Request: Reproduce the records that follow in full, excluding any picture they contain.

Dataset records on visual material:

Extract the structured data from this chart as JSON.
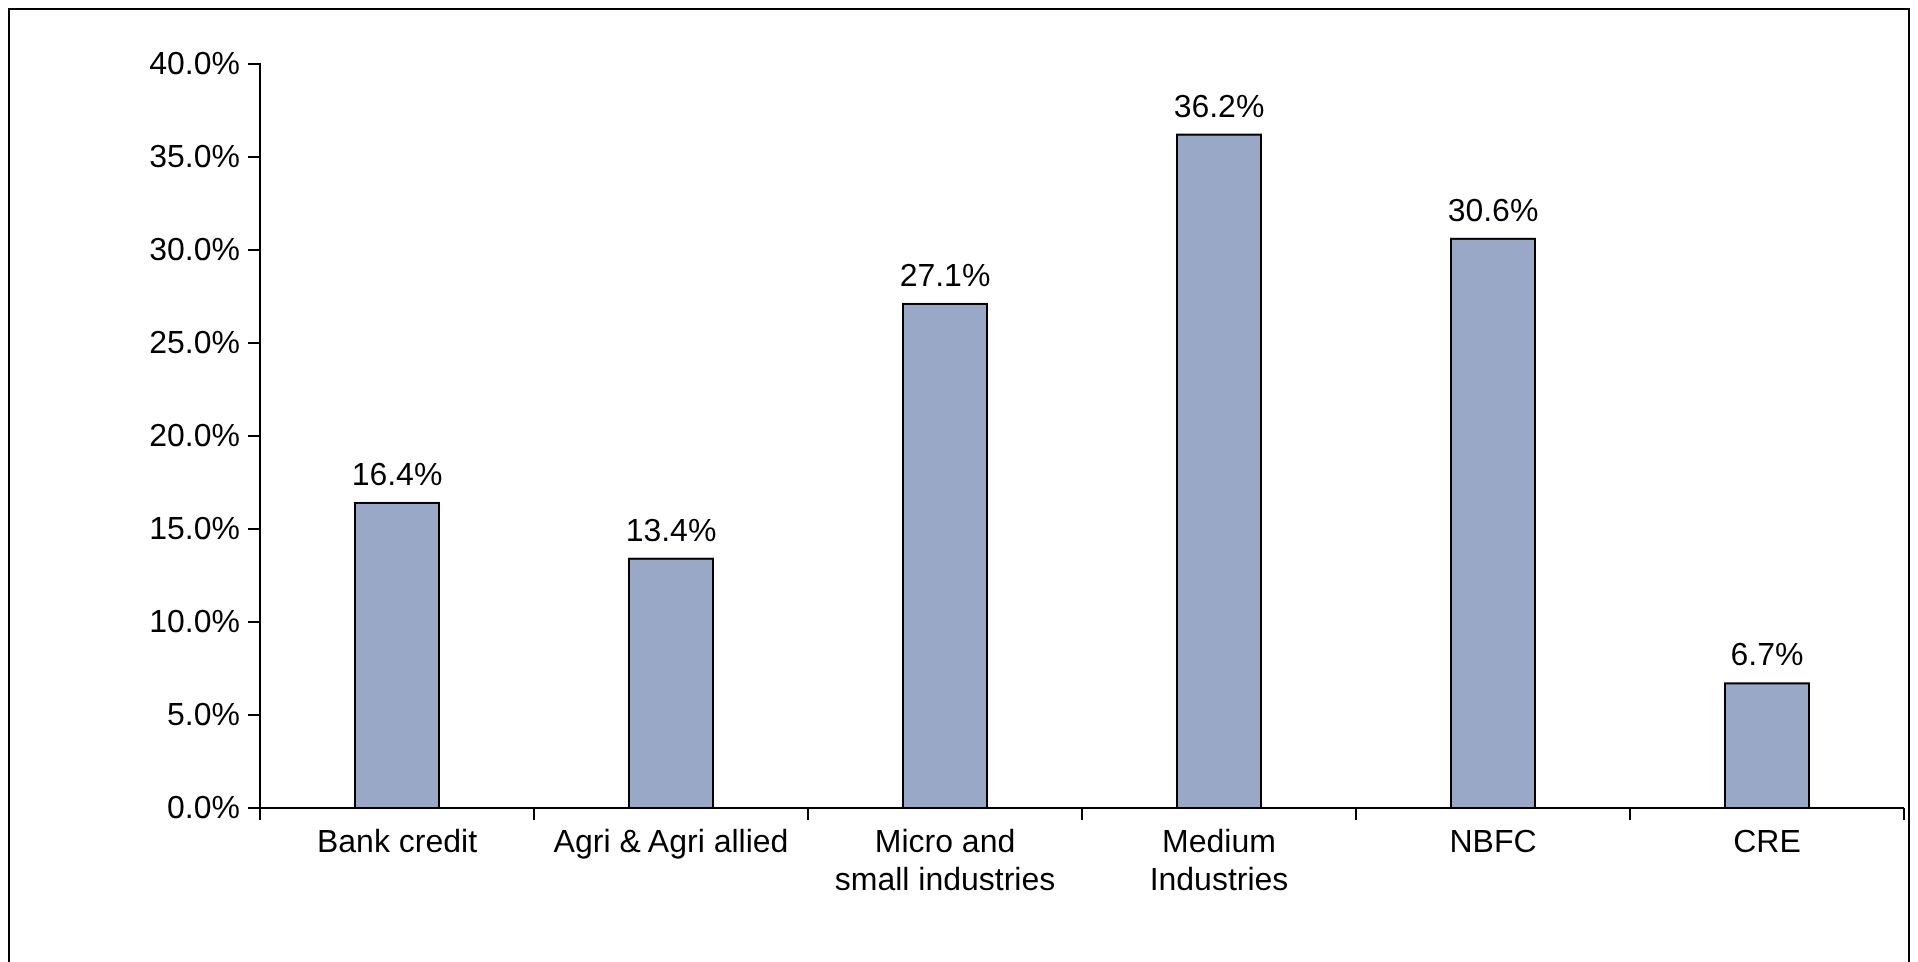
{
  "chart_data": {
    "type": "bar",
    "categories": [
      "Bank credit",
      "Agri & Agri allied",
      "Micro and small industries",
      "Medium Industries",
      "NBFC",
      "CRE"
    ],
    "values": [
      16.4,
      13.4,
      27.1,
      36.2,
      30.6,
      6.7
    ],
    "value_labels": [
      "16.4%",
      "13.4%",
      "27.1%",
      "36.2%",
      "30.6%",
      "6.7%"
    ],
    "color": "#99a8c7",
    "ylim": [
      0,
      40
    ],
    "yticks": [
      {
        "value": 0,
        "label": "0.0%"
      },
      {
        "value": 5,
        "label": "5.0%"
      },
      {
        "value": 10,
        "label": "10.0%"
      },
      {
        "value": 15,
        "label": "15.0%"
      },
      {
        "value": 20,
        "label": "20.0%"
      },
      {
        "value": 25,
        "label": "25.0%"
      },
      {
        "value": 30,
        "label": "30.0%"
      },
      {
        "value": 35,
        "label": "35.0%"
      },
      {
        "value": 40,
        "label": "40.0%"
      }
    ],
    "grid": false
  }
}
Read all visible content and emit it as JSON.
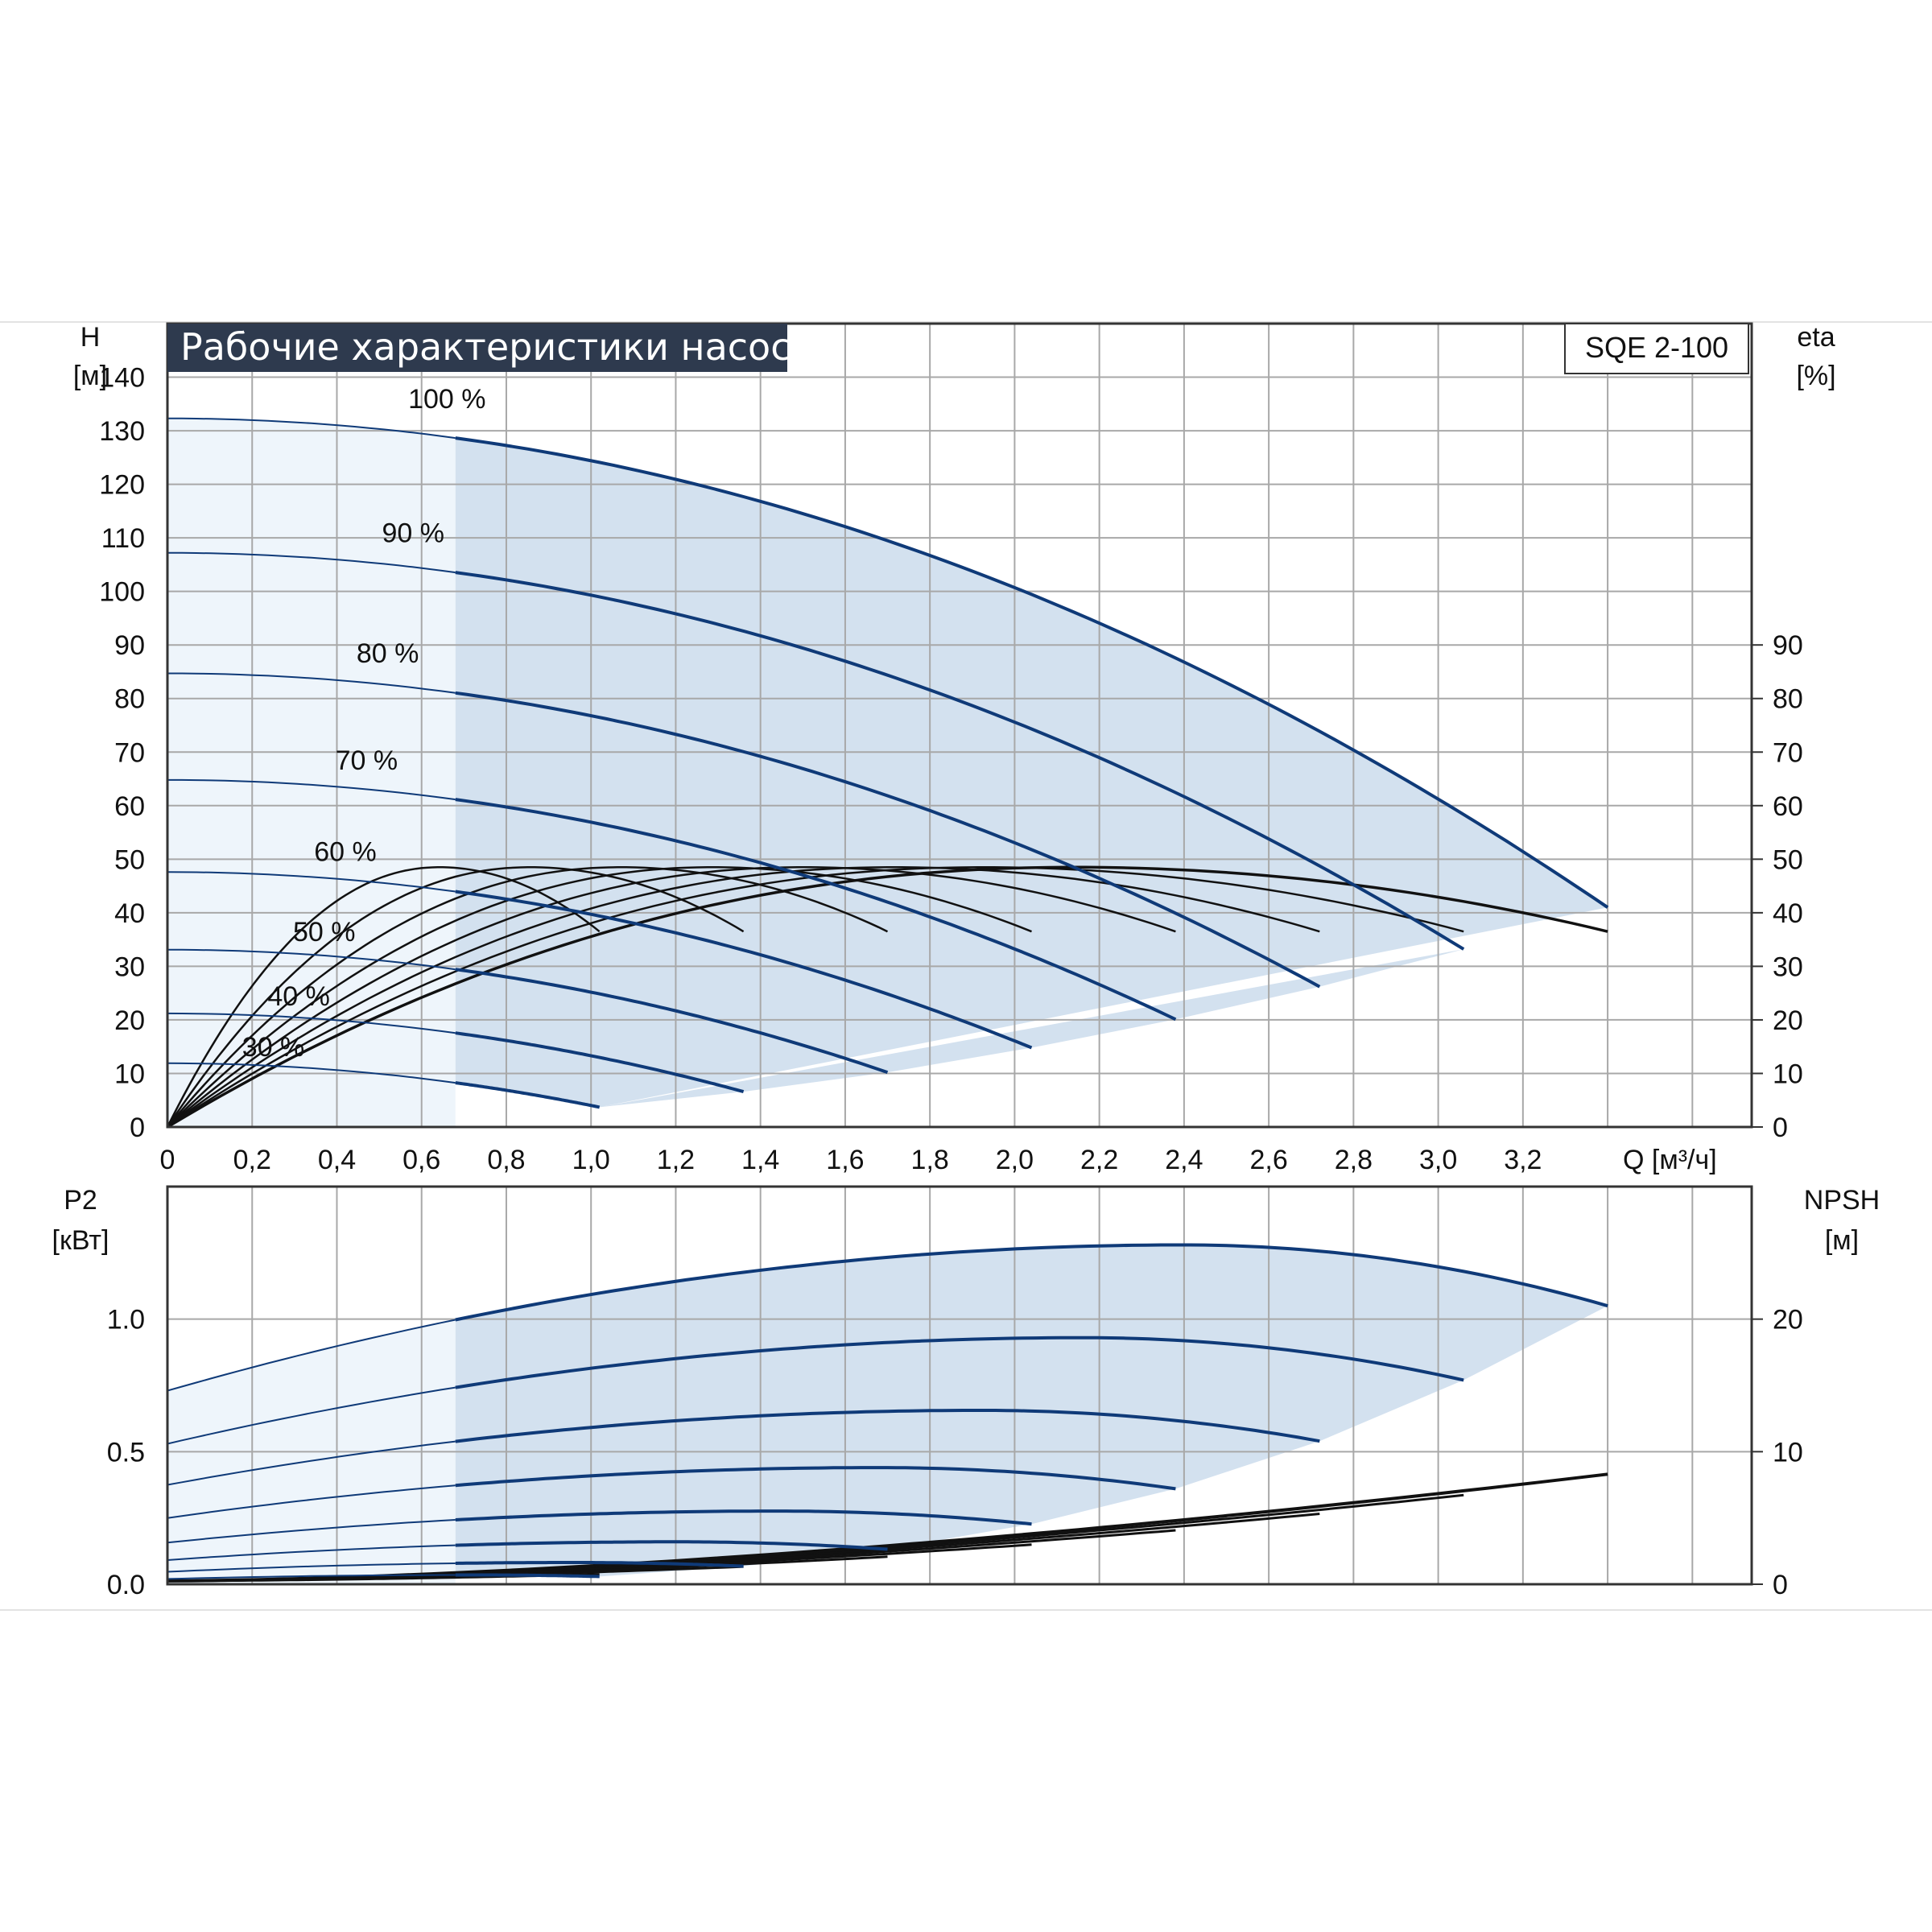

Answer to this problem:
Extract the structured data from this chart as JSON.
{
  "chart_data": {
    "type": "bar",
    "categories": [
      "Bank credit",
      "Agri & Agri allied",
      "Micro and small industries",
      "Medium Industries",
      "NBFC",
      "CRE"
    ],
    "values": [
      16.4,
      13.4,
      27.1,
      36.2,
      30.6,
      6.7
    ],
    "value_labels": [
      "16.4%",
      "13.4%",
      "27.1%",
      "36.2%",
      "30.6%",
      "6.7%"
    ],
    "color": "#99a8c7",
    "ylim": [
      0,
      40
    ],
    "yticks": [
      {
        "value": 0,
        "label": "0.0%"
      },
      {
        "value": 5,
        "label": "5.0%"
      },
      {
        "value": 10,
        "label": "10.0%"
      },
      {
        "value": 15,
        "label": "15.0%"
      },
      {
        "value": 20,
        "label": "20.0%"
      },
      {
        "value": 25,
        "label": "25.0%"
      },
      {
        "value": 30,
        "label": "30.0%"
      },
      {
        "value": 35,
        "label": "35.0%"
      },
      {
        "value": 40,
        "label": "40.0%"
      }
    ],
    "grid": false
  }
}
Read all visible content and emit it as JSON.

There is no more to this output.